=== EXERCISE DETAILS ===
Collect every line below that contains the word "ffffff".

=== PROVIDED INFORMATION ===
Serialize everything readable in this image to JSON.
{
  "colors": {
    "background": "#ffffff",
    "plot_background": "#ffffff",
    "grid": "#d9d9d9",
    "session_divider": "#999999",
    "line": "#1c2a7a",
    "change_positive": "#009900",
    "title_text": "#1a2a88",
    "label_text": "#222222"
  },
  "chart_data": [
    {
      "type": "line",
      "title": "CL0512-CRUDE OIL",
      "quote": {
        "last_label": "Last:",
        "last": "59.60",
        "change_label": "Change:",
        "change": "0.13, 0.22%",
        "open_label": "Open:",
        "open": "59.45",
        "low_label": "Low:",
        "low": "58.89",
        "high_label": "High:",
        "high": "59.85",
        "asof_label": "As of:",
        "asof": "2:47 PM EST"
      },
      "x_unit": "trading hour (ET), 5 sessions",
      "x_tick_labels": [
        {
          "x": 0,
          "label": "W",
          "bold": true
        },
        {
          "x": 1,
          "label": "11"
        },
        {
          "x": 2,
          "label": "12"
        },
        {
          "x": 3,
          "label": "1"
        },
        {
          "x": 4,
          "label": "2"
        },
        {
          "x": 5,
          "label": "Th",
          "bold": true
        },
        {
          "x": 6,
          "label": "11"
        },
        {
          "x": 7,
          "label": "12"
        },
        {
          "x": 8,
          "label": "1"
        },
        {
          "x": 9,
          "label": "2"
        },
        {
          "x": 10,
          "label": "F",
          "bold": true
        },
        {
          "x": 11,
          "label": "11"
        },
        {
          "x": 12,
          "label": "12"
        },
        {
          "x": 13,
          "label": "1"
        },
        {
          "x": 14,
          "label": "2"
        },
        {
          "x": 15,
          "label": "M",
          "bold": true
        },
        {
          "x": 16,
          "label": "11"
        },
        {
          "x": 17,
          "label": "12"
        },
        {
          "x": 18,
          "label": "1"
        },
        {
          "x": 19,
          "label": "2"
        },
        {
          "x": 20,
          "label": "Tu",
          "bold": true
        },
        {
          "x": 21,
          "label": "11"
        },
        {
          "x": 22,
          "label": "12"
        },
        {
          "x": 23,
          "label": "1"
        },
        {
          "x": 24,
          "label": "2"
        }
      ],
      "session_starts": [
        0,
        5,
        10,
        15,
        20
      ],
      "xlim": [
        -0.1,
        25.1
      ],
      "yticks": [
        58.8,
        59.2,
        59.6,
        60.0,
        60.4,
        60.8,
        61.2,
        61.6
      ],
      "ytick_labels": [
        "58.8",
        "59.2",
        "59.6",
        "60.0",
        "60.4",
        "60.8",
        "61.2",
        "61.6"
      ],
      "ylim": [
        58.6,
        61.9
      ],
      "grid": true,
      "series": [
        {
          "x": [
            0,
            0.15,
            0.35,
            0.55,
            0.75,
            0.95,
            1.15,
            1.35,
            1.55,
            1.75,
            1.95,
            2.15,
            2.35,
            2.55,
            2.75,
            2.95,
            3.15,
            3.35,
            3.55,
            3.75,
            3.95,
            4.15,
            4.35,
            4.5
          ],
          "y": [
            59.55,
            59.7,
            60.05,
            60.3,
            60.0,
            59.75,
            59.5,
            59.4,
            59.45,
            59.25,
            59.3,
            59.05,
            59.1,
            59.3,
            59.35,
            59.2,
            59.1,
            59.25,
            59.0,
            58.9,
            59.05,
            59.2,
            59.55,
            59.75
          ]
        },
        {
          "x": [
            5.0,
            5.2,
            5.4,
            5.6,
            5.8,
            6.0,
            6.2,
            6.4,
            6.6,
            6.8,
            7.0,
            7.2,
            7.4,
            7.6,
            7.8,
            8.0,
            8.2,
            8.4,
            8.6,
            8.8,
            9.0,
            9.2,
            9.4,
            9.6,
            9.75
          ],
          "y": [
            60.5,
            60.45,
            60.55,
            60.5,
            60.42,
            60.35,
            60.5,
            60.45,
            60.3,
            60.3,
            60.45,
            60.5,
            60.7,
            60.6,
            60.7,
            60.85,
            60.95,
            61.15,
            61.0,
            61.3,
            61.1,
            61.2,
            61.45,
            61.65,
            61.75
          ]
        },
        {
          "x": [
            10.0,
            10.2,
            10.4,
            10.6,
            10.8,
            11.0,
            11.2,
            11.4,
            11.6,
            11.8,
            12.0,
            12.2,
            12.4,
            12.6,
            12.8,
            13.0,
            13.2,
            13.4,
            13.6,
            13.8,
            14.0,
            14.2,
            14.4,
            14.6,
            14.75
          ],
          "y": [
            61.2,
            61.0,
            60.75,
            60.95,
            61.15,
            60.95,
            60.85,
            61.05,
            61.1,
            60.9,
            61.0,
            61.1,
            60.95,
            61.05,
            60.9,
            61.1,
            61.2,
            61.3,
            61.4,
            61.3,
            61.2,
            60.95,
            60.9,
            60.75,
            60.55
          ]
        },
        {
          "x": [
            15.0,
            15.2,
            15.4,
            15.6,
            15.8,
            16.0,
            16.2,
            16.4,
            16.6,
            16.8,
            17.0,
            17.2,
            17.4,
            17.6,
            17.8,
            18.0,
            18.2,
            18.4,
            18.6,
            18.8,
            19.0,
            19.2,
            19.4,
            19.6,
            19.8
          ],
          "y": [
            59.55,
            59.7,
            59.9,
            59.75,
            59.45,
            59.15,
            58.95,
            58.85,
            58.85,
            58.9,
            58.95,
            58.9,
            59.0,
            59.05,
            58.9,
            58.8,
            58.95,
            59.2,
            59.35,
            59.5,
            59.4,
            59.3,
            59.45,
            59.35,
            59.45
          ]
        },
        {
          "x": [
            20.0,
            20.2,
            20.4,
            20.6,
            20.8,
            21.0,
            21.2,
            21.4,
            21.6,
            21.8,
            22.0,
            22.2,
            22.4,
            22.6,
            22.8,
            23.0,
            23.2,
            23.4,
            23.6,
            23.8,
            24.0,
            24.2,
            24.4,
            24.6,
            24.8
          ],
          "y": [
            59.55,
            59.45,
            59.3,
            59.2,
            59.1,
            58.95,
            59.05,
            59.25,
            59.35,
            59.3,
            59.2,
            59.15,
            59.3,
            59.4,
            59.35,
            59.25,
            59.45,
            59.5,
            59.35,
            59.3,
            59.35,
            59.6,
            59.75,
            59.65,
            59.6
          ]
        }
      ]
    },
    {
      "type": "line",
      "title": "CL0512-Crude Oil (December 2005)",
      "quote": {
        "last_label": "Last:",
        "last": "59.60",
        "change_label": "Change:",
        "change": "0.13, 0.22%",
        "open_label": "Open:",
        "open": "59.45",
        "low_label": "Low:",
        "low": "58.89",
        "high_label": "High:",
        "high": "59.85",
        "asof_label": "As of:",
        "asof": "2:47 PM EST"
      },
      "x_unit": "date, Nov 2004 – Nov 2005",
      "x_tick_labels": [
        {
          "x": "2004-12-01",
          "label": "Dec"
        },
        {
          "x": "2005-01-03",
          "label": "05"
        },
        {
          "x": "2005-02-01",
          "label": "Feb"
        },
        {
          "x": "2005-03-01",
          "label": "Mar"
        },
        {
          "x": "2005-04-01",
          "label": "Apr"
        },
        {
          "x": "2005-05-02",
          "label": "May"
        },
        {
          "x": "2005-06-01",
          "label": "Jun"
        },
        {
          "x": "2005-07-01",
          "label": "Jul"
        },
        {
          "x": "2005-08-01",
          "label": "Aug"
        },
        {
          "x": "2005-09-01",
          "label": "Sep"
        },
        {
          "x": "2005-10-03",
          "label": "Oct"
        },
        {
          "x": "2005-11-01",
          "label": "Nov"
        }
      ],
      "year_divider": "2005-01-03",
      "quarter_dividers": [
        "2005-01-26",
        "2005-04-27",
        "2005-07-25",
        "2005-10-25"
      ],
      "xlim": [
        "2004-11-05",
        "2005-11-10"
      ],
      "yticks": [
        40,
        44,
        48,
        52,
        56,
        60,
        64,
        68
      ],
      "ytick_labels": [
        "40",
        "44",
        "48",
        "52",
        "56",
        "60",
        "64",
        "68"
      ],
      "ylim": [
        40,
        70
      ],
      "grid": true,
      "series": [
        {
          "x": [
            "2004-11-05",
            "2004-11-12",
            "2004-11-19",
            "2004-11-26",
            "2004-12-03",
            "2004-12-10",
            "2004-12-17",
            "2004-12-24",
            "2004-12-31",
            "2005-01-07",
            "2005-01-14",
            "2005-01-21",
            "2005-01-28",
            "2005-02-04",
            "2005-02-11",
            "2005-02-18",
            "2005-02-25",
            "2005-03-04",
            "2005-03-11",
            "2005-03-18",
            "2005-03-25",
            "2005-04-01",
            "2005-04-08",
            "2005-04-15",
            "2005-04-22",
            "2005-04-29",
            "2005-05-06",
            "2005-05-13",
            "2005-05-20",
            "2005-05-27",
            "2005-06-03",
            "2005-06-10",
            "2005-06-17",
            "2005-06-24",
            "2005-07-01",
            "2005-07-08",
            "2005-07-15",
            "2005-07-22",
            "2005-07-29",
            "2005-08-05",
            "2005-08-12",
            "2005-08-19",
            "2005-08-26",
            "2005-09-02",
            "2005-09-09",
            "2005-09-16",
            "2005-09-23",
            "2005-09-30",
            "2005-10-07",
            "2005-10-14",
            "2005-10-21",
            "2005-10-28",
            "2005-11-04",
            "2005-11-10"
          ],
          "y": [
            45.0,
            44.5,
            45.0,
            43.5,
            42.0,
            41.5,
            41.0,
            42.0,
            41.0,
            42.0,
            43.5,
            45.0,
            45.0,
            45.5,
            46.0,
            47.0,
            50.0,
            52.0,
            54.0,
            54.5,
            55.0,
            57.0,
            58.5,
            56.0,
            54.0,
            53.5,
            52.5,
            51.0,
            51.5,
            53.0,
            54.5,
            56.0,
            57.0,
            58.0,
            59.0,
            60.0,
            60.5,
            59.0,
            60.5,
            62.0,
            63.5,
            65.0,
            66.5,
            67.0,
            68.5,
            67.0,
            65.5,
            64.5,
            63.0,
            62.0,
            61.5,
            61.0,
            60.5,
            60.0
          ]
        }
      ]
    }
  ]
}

=== EXERCISE OUTPUT ===
    "background": "#ffffff",
    "plot_background": "#ffffff",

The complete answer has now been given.